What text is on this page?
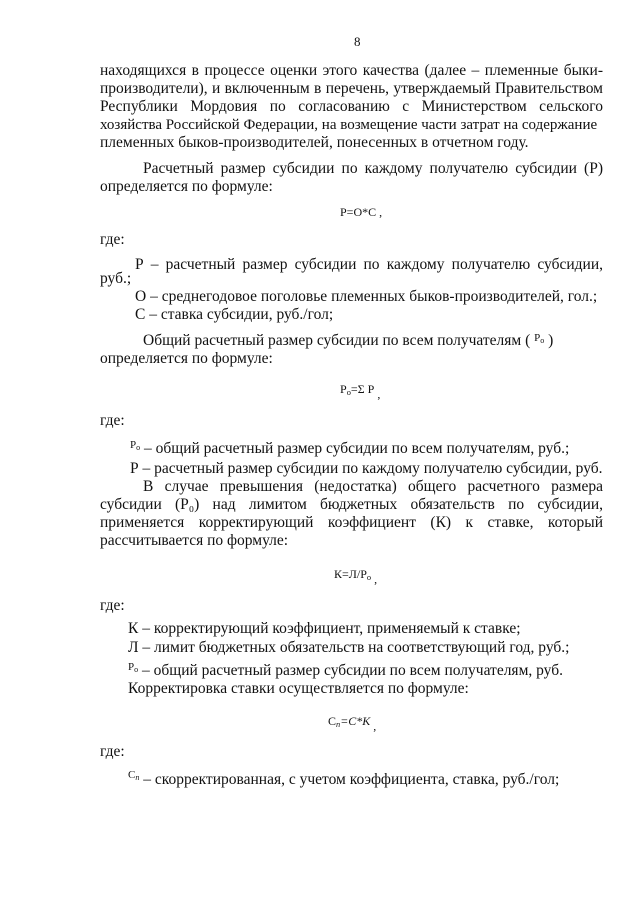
8
находящихся в процессе оценки этого качества (далее – племенные быки-
производители), и включенным в перечень, утверждаемый Правительством
Республики Мордовия по согласованию с Министерством сельского
хозяйства Российской Федерации, на возмещение части затрат на содержание
племенных быков-производителей, понесенных в отчетном году.
Расчетный размер субсидии по каждому получателю субсидии (Р)
определяется по формуле:
Р=О*С ,
где:
Р – расчетный размер субсидии по каждому получателю субсидии,
руб.;
О – среднегодовое поголовье племенных быков-производителей, гол.;
С – ставка субсидии, руб./гол;
Общий расчетный размер субсидии по всем получателям ( $^{Р_о}$ )
определяется по формуле:
$Р_о=\Sigma$ Р ,
где:
$^{Р_о}$ – общий расчетный размер субсидии по всем получателям, руб.;
Р – расчетный размер субсидии по каждому получателю субсидии, руб.
В случае превышения (недостатка) общего расчетного размера
субсидии (Р₀) над лимитом бюджетных обязательств по субсидии,
применяется корректирующий коэффициент (К) к ставке, который
рассчитывается по формуле:
$К=Л/Р_о$ ,
где:
К – корректирующий коэффициент, применяемый к ставке;
Л – лимит бюджетных обязательств на соответствующий год, руб.;
$^{Р_о}$ – общий расчетный размер субсидии по всем получателям, руб.
Корректировка ставки осуществляется по формуле:
$С_п=С*К$ ,
где:
$^{С_п}$ – скорректированная, с учетом коэффициента, ставка, руб./гол;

# Task directions
Using the data above, print every line exactly, omitting pictures.

# In response
What text is on this page?
8
находящихся в процессе оценки этого качества (далее – племенные быки-
производители), и включенным в перечень, утверждаемый Правительством
Республики Мордовия по согласованию с Министерством сельского
хозяйства Российской Федерации, на возмещение части затрат на содержание
племенных быков-производителей, понесенных в отчетном году.
Расчетный размер субсидии по каждому получателю субсидии (Р)
определяется по формуле:
Р=О*С ,
где:
Р – расчетный размер субсидии по каждому получателю субсидии,
руб.;
О – среднегодовое поголовье племенных быков-производителей, гол.;
С – ставка субсидии, руб./гол;
Общий расчетный размер субсидии по всем получателям ( $^{Р_о}$ )
определяется по формуле:
$Р_о=\Sigma$ Р ,
где:
$^{Р_о}$ – общий расчетный размер субсидии по всем получателям, руб.;
Р – расчетный размер субсидии по каждому получателю субсидии, руб.
В случае превышения (недостатка) общего расчетного размера
субсидии (Р₀) над лимитом бюджетных обязательств по субсидии,
применяется корректирующий коэффициент (К) к ставке, который
рассчитывается по формуле:
$К=Л/Р_о$ ,
где:
К – корректирующий коэффициент, применяемый к ставке;
Л – лимит бюджетных обязательств на соответствующий год, руб.;
$^{Р_о}$ – общий расчетный размер субсидии по всем получателям, руб.
Корректировка ставки осуществляется по формуле:
$С_п=С*К$ ,
где:
$^{С_п}$ – скорректированная, с учетом коэффициента, ставка, руб./гол;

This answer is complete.